§ **DOCUMENT**
↓
I did take the course and fell in love with logic. I then took a course on Frege and Russell from the same professor and was hooked. I planned to major in mathematics and minor in philosophy but the more philosophy I took, the more I loved it. Eventually, I majored in philosophy and minored in mathematics. When time came to think about what to do after my undergraduate education, I realized that I wanted to continue studying philosophy. I decided to go to grad school in philosophy. I knew that the job market in academic philosophy was very bad, so I planned to get my Ph.D. in philosophy and get on with my life after that by pursuing some other career. It didn’t turn out that way.


3:AM: You’re a top philosopher of language. A key area you’ve thought about is the nature of propositions. Before saying what you think they are can you lay out the terrain for us a little? Was it Frege and Russell who placed propositions at the heart of analytic philosophy, and do you see your work as developing from these founding fathers – or is there a deeper, longer history?

JK: Yes, I would say that Frege and (some time slices of) Russell placed propositions/thoughts at the heart of analytic philosophy. And yes, I very much see my own work on the topic as developing out of their views, in part by rejecting central features of their views. I know there is a deeper, longer history but my own thinking about the topic really starts with Frege and Russell. I’d add that my thinking about a lot of issues in philosophy of language starts with Frege and Russell.

3:AM: Robert Stalnaker says that propositions are sets of possible worlds, and Barwise and Perry say that they’re sets of situations but you dismiss these approaches don’t you? Are there stand-alone reasons for rejecting them even before we come to your own theory?

JK: Yes, I dismiss those approaches; and yes, I think there are stand-alone reasons for rejecting them.
↑
§ **TO-DO LIST**
1. According to the interview, what did the speaker ultimately major in, and what did the speaker minor in?
2. Reproduce the stretch of the interview from "JK: Yes, I would" through "language starts with Frege and Russell.", changing "topic" to "subject".

§ **INFORMATION PROVIDED**
↓
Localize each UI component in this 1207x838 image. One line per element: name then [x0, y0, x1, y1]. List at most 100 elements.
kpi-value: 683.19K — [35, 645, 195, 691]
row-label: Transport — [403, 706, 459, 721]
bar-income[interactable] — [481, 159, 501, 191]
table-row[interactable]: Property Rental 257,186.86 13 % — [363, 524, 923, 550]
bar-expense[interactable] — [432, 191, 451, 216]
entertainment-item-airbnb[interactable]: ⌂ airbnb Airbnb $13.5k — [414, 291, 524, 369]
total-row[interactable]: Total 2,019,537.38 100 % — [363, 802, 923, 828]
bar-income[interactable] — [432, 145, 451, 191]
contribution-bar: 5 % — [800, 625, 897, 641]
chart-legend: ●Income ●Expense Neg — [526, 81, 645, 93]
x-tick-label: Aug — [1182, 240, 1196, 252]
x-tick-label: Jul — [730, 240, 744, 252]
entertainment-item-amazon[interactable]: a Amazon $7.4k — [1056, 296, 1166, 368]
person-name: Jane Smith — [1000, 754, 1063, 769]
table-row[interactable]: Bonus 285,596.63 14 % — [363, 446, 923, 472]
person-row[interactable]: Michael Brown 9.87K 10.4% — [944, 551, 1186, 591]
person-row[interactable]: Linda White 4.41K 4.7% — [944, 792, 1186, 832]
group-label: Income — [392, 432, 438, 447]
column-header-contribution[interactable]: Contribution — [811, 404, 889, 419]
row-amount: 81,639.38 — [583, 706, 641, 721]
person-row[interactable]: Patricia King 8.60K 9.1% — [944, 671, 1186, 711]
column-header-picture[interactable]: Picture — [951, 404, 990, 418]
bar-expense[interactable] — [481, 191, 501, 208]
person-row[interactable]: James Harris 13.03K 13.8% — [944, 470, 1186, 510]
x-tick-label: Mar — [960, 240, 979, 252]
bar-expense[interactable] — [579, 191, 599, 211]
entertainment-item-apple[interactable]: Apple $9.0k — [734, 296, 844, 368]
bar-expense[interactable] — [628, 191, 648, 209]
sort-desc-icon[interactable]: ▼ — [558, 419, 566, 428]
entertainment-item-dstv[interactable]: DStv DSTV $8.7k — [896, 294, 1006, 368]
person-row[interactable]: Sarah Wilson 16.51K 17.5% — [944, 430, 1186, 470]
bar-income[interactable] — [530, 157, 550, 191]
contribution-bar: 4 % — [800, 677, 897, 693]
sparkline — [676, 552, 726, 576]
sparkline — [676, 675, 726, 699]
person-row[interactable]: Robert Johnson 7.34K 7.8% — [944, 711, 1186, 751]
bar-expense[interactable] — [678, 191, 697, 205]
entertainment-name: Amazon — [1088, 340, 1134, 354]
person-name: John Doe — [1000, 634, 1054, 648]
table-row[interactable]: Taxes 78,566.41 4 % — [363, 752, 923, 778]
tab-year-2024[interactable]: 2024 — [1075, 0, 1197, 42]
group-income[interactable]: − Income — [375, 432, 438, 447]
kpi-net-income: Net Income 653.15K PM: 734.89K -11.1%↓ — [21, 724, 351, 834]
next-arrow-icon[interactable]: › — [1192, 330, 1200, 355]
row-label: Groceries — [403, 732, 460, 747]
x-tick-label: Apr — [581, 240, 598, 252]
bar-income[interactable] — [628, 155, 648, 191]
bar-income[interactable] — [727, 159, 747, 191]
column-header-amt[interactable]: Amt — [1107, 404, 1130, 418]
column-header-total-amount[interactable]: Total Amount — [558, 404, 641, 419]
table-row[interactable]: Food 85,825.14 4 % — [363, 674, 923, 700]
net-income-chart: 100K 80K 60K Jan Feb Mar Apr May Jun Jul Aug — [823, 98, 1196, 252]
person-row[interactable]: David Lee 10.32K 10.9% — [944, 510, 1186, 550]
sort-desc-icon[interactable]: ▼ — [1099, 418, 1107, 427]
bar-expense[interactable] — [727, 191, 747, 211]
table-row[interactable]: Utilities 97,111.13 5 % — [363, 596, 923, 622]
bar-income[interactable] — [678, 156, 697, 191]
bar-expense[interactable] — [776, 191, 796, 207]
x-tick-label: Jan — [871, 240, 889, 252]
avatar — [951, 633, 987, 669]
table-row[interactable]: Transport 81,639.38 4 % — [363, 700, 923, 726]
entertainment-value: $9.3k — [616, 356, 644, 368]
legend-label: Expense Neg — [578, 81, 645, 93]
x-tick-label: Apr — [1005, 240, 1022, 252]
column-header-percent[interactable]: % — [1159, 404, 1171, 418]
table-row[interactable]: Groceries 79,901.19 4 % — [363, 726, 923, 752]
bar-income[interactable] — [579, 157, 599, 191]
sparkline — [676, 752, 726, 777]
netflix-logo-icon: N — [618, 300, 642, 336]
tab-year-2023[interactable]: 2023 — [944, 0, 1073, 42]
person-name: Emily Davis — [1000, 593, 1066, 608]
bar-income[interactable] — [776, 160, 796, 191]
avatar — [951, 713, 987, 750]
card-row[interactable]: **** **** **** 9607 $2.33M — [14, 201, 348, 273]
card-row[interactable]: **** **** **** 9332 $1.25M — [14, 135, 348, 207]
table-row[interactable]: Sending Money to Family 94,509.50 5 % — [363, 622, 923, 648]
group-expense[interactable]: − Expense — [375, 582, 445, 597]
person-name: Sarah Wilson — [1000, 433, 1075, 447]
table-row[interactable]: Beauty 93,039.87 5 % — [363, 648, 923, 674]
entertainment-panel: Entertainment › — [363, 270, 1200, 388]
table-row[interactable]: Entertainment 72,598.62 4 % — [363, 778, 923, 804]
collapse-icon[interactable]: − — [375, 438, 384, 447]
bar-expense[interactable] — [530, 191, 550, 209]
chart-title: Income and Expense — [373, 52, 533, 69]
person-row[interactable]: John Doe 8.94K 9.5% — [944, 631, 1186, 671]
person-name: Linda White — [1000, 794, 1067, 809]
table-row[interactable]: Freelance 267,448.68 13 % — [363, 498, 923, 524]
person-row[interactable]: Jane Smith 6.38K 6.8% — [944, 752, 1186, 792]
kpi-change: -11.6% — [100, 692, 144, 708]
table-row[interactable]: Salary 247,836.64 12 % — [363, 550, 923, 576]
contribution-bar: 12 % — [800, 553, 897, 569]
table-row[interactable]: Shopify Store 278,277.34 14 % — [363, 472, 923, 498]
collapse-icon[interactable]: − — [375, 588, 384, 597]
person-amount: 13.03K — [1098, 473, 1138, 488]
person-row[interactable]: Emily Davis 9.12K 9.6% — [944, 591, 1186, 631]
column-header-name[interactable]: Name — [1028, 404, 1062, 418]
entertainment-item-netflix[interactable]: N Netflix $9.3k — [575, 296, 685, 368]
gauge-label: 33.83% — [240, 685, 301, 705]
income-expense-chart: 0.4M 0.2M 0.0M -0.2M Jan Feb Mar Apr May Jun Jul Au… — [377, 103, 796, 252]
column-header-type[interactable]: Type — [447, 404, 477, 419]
↑
§ **RESULTS IN ORDER**
1. The speaker majored in philosophy and minored in mathematics.

2.
JK: Yes, I would say that Frege and (some time slices of) Russell placed propositions/thoughts at the heart of analytic philosophy. And yes, I very much see my own work on the subject as developing out of their views, in part by rejecting central features of their views. I know there is a deeper, longer history but my own thinking about the subject really starts with Frege and Russell. I’d add that my thinking about a lot of issues in philosophy of language starts with Frege and Russell.